## Start INFORMATION SHOWN

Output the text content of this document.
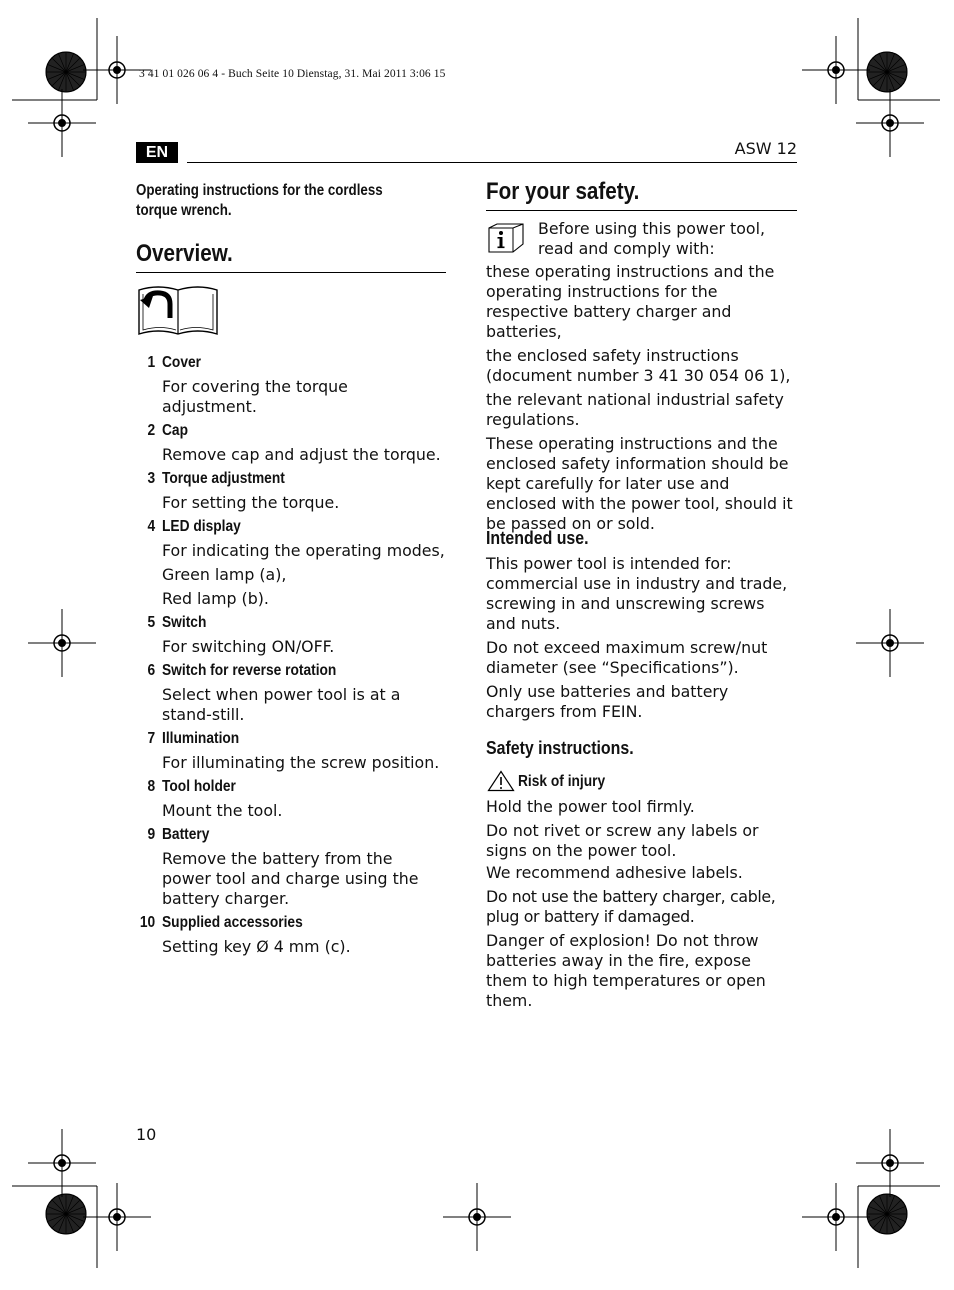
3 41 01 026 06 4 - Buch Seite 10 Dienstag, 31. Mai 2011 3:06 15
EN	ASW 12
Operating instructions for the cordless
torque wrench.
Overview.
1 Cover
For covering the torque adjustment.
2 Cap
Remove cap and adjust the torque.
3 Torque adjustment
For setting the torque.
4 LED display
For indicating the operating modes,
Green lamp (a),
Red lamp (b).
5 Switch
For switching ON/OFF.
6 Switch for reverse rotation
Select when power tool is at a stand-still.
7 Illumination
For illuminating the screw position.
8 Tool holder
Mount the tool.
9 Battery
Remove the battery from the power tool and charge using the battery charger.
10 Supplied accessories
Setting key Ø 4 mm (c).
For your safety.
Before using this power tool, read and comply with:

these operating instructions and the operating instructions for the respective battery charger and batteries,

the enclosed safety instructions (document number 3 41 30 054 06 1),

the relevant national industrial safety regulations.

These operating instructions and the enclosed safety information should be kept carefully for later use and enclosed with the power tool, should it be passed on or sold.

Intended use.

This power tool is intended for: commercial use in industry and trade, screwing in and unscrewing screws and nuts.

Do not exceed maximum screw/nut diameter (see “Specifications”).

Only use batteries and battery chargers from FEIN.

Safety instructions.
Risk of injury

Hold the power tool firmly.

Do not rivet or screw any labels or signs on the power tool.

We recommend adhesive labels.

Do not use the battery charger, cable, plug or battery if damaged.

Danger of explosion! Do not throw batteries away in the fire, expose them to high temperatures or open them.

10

## End INFORMATION SHOWN

__EXERCISE REQUIREMENTS__
Copy out all the records exactly, excluding pictures.

__SOLUTION TO THE PROBLEM__
Output the text content of this document.
3 41 01 026 06 4 - Buch Seite 10 Dienstag, 31. Mai 2011 3:06 15
EN	ASW 12
Operating instructions for the cordless
torque wrench.
Overview.
1 Cover
For covering the torque adjustment.
2 Cap
Remove cap and adjust the torque.
3 Torque adjustment
For setting the torque.
4 LED display
For indicating the operating modes,
Green lamp (a),
Red lamp (b).
5 Switch
For switching ON/OFF.
6 Switch for reverse rotation
Select when power tool is at a stand-still.
7 Illumination
For illuminating the screw position.
8 Tool holder
Mount the tool.
9 Battery
Remove the battery from the power tool and charge using the battery charger.
10 Supplied accessories
Setting key Ø 4 mm (c).
For your safety.
Before using this power tool, read and comply with:

these operating instructions and the operating instructions for the respective battery charger and batteries,

the enclosed safety instructions (document number 3 41 30 054 06 1),

the relevant national industrial safety regulations.

These operating instructions and the enclosed safety information should be kept carefully for later use and enclosed with the power tool, should it be passed on or sold.

Intended use.

This power tool is intended for: commercial use in industry and trade, screwing in and unscrewing screws and nuts.

Do not exceed maximum screw/nut diameter (see “Specifications”).

Only use batteries and battery chargers from FEIN.

Safety instructions.
Risk of injury

Hold the power tool firmly.

Do not rivet or screw any labels or signs on the power tool.

We recommend adhesive labels.

Do not use the battery charger, cable, plug or battery if damaged.

Danger of explosion! Do not throw batteries away in the fire, expose them to high temperatures or open them.

10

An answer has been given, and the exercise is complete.